■ Data records
=====

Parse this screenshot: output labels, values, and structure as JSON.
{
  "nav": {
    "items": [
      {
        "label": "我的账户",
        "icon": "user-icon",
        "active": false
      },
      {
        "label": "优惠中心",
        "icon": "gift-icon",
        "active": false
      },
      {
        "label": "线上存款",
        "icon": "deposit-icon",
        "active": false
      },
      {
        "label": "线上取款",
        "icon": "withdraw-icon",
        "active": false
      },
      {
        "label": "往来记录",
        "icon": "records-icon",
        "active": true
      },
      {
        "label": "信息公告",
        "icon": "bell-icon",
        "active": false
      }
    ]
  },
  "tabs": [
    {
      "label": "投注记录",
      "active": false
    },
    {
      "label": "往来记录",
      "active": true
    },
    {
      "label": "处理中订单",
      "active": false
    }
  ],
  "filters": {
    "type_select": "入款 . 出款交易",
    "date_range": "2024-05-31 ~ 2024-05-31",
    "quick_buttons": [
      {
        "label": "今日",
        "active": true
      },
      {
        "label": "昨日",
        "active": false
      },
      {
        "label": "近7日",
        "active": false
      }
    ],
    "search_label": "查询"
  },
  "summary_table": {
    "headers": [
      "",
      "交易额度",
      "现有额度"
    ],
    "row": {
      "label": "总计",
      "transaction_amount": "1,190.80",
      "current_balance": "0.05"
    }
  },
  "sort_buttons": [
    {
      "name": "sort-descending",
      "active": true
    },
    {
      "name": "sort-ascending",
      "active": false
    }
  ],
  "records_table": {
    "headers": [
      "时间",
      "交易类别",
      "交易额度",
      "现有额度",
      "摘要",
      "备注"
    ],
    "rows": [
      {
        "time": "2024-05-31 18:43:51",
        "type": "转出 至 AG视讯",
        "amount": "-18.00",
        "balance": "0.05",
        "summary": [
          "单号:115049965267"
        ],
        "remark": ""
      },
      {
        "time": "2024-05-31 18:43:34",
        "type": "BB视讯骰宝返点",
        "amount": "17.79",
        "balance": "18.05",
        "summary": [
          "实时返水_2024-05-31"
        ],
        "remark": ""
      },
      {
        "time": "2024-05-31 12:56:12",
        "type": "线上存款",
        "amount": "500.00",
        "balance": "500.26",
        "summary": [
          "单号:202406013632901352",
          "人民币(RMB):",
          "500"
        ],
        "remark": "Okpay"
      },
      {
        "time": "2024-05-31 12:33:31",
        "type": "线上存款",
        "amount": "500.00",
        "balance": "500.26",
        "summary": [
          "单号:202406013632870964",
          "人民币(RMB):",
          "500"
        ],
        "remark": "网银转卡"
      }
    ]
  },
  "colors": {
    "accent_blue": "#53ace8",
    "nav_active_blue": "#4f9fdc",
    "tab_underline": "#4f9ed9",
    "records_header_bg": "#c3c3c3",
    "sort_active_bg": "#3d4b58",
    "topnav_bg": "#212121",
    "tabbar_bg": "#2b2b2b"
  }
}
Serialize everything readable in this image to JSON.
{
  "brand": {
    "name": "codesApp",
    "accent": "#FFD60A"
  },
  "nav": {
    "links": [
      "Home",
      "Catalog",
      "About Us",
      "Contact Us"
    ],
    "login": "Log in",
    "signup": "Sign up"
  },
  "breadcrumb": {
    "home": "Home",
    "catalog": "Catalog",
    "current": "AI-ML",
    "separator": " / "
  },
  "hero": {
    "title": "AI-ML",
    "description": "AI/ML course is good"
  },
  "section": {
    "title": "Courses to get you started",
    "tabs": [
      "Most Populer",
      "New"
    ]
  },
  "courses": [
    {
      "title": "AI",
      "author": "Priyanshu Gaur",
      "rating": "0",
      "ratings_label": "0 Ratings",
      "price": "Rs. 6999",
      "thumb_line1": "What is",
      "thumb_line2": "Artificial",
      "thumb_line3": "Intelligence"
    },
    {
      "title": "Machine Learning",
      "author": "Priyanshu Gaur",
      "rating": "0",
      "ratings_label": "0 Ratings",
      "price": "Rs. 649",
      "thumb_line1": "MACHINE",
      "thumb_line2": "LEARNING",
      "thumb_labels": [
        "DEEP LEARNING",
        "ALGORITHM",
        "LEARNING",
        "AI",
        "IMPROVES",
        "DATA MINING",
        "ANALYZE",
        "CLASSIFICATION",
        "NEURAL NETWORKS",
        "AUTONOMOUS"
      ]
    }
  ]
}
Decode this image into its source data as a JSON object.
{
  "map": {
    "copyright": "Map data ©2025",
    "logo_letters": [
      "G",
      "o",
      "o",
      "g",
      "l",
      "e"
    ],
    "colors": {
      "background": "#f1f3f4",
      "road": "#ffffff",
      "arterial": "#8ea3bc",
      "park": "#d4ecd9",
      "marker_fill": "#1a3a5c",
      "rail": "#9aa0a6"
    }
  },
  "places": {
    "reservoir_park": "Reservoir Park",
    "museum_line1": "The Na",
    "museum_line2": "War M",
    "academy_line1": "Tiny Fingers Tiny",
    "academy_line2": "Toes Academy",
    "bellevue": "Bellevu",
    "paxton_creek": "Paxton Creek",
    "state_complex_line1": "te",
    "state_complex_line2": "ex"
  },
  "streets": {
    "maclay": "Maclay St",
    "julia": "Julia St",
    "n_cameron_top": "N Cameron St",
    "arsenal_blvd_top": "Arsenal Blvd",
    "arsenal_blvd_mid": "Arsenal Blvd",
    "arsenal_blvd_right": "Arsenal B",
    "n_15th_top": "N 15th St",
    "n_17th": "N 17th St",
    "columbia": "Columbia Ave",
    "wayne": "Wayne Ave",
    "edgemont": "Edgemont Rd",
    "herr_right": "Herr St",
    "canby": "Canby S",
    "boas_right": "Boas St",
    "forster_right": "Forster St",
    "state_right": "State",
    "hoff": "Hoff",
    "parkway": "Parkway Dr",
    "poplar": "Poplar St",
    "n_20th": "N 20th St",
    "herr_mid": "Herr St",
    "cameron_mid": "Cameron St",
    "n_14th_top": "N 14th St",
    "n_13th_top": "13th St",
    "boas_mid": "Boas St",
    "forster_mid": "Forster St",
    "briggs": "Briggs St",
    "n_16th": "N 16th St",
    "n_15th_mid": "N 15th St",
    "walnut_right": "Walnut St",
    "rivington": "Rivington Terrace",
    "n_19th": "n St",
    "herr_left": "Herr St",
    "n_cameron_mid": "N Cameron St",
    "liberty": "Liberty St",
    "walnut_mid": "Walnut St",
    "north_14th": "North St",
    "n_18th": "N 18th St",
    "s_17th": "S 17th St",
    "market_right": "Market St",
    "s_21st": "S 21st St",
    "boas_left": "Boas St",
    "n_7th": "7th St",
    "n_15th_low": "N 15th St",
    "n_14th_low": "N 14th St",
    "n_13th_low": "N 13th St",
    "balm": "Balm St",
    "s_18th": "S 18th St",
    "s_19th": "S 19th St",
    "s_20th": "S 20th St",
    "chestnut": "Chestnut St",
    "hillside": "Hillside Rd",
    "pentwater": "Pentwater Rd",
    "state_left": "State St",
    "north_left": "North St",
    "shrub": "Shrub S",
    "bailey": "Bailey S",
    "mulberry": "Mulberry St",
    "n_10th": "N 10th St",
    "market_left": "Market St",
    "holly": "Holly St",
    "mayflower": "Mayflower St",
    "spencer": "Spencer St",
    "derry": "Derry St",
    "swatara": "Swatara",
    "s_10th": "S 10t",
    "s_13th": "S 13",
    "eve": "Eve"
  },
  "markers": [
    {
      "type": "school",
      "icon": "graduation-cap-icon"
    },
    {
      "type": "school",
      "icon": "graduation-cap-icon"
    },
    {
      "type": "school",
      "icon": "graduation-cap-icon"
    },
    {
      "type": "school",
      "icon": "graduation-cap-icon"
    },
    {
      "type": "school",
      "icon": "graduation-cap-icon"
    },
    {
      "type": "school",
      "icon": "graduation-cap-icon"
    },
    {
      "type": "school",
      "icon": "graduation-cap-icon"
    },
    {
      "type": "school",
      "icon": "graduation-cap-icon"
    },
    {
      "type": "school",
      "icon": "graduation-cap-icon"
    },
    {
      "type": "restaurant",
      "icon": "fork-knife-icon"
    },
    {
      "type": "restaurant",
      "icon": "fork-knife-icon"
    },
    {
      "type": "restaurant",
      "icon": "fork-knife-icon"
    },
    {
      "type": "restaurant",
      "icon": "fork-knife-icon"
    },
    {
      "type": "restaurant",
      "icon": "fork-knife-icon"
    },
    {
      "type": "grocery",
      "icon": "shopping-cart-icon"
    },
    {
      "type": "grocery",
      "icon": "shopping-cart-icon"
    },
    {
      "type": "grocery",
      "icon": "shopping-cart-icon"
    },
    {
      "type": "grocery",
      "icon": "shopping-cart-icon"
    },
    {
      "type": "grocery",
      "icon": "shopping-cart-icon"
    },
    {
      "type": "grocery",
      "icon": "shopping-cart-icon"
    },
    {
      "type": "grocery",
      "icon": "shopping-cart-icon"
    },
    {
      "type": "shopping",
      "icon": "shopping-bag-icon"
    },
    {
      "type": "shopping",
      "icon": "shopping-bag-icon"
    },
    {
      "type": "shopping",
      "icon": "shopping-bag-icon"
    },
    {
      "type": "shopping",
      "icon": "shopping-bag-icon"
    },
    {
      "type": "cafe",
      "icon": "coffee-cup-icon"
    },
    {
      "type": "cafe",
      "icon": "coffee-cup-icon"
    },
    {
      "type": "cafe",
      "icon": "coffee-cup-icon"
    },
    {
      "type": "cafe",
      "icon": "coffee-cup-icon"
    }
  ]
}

=====

■ GOAL
Look over the listing above. Pick out and copy every line that includes "time".

■ OUTPUT FOR THIS TASK
        "time": "2024-05-31 18:43:51",
        "time": "2024-05-31 18:43:34",
        "time": "2024-05-31 12:56:12",
        "time": "2024-05-31 12:33:31",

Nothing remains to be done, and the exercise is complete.